# YOUR INSTRUCTIONS
Repeat every line of the data exactly, but not the pictures.

# ITEMS
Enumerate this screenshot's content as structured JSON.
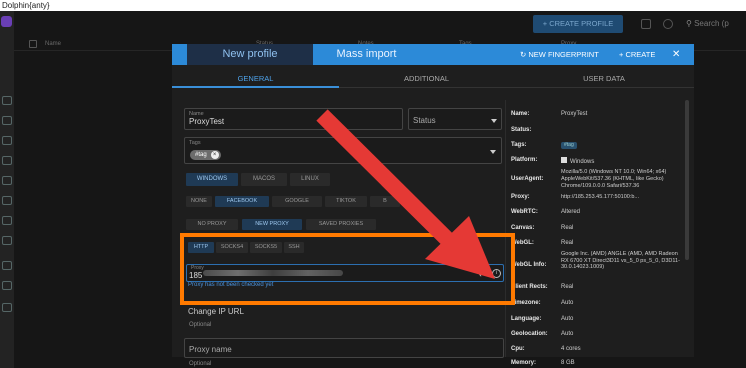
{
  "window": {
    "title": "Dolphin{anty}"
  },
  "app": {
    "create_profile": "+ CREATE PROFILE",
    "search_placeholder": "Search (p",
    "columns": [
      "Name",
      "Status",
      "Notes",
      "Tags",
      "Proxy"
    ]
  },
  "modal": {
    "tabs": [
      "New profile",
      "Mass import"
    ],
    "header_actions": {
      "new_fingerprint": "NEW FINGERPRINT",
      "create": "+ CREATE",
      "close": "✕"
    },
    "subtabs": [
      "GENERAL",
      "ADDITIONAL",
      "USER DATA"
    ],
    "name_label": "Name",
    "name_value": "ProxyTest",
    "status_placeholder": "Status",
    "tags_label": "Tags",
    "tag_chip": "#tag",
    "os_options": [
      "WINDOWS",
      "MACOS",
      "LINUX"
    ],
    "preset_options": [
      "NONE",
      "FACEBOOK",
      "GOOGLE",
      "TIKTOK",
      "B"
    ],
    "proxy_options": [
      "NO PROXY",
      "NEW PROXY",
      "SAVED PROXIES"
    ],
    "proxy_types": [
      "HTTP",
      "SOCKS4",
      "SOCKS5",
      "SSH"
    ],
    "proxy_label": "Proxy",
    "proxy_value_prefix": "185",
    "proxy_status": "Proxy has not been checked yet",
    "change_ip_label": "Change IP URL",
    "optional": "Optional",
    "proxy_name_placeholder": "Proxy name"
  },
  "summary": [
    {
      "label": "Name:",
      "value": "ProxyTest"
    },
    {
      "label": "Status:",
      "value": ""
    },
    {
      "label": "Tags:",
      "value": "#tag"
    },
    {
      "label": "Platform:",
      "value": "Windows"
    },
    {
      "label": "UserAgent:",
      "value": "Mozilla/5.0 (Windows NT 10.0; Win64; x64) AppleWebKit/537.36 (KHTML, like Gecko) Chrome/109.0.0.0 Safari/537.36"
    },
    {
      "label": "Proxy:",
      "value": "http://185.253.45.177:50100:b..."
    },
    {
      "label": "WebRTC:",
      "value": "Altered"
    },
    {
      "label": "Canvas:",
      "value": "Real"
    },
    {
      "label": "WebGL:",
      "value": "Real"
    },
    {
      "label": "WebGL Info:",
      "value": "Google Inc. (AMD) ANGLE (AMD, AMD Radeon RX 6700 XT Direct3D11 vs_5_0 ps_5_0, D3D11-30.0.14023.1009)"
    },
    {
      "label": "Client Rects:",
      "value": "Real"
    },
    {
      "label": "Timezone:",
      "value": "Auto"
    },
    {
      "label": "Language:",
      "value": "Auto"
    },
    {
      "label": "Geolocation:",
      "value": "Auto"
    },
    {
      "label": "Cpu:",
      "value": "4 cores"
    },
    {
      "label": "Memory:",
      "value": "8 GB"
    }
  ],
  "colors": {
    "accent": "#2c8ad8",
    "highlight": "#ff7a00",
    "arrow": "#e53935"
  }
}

# FINAL RESULT
Enumerate this screenshot's content as structured JSON.
{
  "window": {
    "title": "Dolphin{anty}"
  },
  "app": {
    "create_profile": "+ CREATE PROFILE",
    "search_placeholder": "Search (p",
    "columns": [
      "Name",
      "Status",
      "Notes",
      "Tags",
      "Proxy"
    ]
  },
  "modal": {
    "tabs": [
      "New profile",
      "Mass import"
    ],
    "header_actions": {
      "new_fingerprint": "NEW FINGERPRINT",
      "create": "+ CREATE",
      "close": "✕"
    },
    "subtabs": [
      "GENERAL",
      "ADDITIONAL",
      "USER DATA"
    ],
    "name_label": "Name",
    "name_value": "ProxyTest",
    "status_placeholder": "Status",
    "tags_label": "Tags",
    "tag_chip": "#tag",
    "os_options": [
      "WINDOWS",
      "MACOS",
      "LINUX"
    ],
    "preset_options": [
      "NONE",
      "FACEBOOK",
      "GOOGLE",
      "TIKTOK",
      "B"
    ],
    "proxy_options": [
      "NO PROXY",
      "NEW PROXY",
      "SAVED PROXIES"
    ],
    "proxy_types": [
      "HTTP",
      "SOCKS4",
      "SOCKS5",
      "SSH"
    ],
    "proxy_label": "Proxy",
    "proxy_value_prefix": "185",
    "proxy_status": "Proxy has not been checked yet",
    "change_ip_label": "Change IP URL",
    "optional": "Optional",
    "proxy_name_placeholder": "Proxy name"
  },
  "summary": [
    {
      "label": "Name:",
      "value": "ProxyTest"
    },
    {
      "label": "Status:",
      "value": ""
    },
    {
      "label": "Tags:",
      "value": "#tag"
    },
    {
      "label": "Platform:",
      "value": "Windows"
    },
    {
      "label": "UserAgent:",
      "value": "Mozilla/5.0 (Windows NT 10.0; Win64; x64) AppleWebKit/537.36 (KHTML, like Gecko) Chrome/109.0.0.0 Safari/537.36"
    },
    {
      "label": "Proxy:",
      "value": "http://185.253.45.177:50100:b..."
    },
    {
      "label": "WebRTC:",
      "value": "Altered"
    },
    {
      "label": "Canvas:",
      "value": "Real"
    },
    {
      "label": "WebGL:",
      "value": "Real"
    },
    {
      "label": "WebGL Info:",
      "value": "Google Inc. (AMD) ANGLE (AMD, AMD Radeon RX 6700 XT Direct3D11 vs_5_0 ps_5_0, D3D11-30.0.14023.1009)"
    },
    {
      "label": "Client Rects:",
      "value": "Real"
    },
    {
      "label": "Timezone:",
      "value": "Auto"
    },
    {
      "label": "Language:",
      "value": "Auto"
    },
    {
      "label": "Geolocation:",
      "value": "Auto"
    },
    {
      "label": "Cpu:",
      "value": "4 cores"
    },
    {
      "label": "Memory:",
      "value": "8 GB"
    }
  ],
  "colors": {
    "accent": "#2c8ad8",
    "highlight": "#ff7a00",
    "arrow": "#e53935"
  }
}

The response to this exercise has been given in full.